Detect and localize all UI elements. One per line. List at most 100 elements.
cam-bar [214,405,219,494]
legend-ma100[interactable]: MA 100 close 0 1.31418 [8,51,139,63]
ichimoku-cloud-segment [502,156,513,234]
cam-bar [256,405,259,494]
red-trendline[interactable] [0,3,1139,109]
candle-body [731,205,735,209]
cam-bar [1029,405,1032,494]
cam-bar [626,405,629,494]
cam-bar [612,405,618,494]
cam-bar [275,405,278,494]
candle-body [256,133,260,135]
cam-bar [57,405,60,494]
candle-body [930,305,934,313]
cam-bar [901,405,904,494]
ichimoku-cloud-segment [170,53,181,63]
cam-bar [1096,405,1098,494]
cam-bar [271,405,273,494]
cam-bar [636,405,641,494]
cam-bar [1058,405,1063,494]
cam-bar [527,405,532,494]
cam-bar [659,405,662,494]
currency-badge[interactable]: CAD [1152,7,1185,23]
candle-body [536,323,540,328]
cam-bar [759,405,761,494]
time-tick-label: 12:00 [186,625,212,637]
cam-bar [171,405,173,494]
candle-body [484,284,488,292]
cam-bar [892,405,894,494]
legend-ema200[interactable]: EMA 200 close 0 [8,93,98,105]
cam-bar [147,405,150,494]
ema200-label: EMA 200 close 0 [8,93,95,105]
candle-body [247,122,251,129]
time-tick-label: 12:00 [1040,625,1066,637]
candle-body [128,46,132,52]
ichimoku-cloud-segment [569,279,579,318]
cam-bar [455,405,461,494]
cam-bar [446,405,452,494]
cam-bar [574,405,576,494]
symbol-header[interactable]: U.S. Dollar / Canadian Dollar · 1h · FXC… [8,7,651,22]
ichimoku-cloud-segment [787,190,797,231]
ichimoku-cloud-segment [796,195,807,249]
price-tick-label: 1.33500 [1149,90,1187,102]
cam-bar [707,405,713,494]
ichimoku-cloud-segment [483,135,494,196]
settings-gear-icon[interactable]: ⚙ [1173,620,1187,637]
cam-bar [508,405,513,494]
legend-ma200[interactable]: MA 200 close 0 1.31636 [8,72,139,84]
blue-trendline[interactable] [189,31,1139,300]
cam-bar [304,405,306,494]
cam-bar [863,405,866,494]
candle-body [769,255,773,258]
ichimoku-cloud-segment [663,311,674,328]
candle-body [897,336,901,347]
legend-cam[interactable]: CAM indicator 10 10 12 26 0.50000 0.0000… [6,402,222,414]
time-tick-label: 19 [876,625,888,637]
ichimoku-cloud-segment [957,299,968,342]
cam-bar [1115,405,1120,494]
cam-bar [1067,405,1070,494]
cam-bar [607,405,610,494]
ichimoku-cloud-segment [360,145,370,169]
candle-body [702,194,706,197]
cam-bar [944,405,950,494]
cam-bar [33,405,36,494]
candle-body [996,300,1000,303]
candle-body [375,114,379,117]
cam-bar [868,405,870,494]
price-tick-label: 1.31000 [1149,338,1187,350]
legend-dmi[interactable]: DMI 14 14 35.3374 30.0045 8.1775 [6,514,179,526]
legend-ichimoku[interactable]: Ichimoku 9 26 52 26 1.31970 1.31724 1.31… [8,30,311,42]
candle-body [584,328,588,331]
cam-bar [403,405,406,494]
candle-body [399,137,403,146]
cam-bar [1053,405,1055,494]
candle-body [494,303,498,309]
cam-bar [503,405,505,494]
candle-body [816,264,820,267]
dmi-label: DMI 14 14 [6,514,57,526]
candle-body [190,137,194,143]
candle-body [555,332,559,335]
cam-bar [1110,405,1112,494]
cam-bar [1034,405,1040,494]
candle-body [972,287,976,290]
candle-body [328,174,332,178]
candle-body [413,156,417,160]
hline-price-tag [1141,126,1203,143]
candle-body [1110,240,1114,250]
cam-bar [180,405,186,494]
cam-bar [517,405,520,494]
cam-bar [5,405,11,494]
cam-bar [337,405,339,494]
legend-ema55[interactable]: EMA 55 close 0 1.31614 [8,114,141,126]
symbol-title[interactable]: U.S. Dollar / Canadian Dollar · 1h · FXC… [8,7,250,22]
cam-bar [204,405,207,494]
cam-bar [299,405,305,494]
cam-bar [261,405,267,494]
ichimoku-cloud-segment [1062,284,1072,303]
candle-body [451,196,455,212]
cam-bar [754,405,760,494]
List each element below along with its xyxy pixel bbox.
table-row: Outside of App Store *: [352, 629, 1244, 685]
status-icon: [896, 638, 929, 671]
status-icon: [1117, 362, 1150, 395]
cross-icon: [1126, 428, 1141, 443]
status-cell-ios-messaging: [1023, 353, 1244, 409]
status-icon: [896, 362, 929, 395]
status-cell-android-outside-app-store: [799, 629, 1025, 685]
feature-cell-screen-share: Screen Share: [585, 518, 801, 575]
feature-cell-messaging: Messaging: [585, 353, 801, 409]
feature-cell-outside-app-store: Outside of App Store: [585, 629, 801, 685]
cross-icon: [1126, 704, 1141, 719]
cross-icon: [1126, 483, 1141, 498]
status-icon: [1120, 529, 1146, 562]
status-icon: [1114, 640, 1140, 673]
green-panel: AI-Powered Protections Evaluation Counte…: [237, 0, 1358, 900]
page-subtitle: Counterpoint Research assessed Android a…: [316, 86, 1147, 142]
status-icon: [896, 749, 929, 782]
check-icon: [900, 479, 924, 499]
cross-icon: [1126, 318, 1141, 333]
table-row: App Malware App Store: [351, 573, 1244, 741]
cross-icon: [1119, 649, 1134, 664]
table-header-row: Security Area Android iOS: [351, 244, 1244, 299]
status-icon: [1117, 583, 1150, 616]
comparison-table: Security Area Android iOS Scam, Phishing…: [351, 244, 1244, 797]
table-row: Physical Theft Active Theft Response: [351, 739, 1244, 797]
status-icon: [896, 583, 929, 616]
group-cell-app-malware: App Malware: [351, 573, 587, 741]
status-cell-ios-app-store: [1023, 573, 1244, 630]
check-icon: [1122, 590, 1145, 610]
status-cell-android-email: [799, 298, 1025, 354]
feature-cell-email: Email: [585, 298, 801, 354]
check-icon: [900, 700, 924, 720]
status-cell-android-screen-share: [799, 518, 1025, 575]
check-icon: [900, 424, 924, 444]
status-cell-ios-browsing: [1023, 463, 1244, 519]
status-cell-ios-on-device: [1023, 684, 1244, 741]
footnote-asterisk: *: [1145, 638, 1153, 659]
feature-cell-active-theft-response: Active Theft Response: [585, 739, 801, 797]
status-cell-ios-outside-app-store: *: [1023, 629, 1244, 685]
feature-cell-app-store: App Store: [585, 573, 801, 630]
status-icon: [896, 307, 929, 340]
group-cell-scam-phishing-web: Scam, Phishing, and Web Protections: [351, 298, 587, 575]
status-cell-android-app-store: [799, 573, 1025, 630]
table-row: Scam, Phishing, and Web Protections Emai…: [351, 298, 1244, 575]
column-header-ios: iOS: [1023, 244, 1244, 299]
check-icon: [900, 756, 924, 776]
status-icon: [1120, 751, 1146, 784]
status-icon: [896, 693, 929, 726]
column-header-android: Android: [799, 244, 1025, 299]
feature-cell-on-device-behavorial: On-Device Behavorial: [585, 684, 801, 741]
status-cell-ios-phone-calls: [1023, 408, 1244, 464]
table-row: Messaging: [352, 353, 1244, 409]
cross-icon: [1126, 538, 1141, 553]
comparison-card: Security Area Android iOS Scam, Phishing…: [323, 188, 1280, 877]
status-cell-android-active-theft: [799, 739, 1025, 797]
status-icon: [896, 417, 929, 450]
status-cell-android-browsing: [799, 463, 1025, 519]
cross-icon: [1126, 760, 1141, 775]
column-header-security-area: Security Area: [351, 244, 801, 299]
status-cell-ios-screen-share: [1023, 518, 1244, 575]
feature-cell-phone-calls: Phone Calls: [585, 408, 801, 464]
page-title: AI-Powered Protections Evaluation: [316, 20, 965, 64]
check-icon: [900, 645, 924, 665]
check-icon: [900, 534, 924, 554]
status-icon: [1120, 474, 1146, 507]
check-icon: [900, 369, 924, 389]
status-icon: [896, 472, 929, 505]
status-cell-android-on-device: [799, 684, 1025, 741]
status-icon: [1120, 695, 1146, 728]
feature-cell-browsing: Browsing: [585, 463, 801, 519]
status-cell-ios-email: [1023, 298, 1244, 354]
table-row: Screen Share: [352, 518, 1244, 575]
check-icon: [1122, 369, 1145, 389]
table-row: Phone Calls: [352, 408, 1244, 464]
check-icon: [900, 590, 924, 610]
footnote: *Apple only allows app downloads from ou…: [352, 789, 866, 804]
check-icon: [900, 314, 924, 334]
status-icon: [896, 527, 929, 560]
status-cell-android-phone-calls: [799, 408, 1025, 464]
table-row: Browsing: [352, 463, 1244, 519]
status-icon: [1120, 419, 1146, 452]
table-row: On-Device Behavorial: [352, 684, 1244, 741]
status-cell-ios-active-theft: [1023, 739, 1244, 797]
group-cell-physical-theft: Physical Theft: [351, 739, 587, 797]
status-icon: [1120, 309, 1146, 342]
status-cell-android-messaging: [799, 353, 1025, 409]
+ + + + +
§ Work to complete
Locate each line in the records above that contains the string "label", and copy those lines.

§ Written response
time-tick-label: 12:00 [186,625,212,637]
ema200-label: EMA 200 close 0 [8,93,95,105]
time-tick-label: 12:00 [1040,625,1066,637]
price-tick-label: 1.33500 [1149,90,1187,102]
time-tick-label: 19 [876,625,888,637]
price-tick-label: 1.31000 [1149,338,1187,350]
dmi-label: DMI 14 14 [6,514,57,526]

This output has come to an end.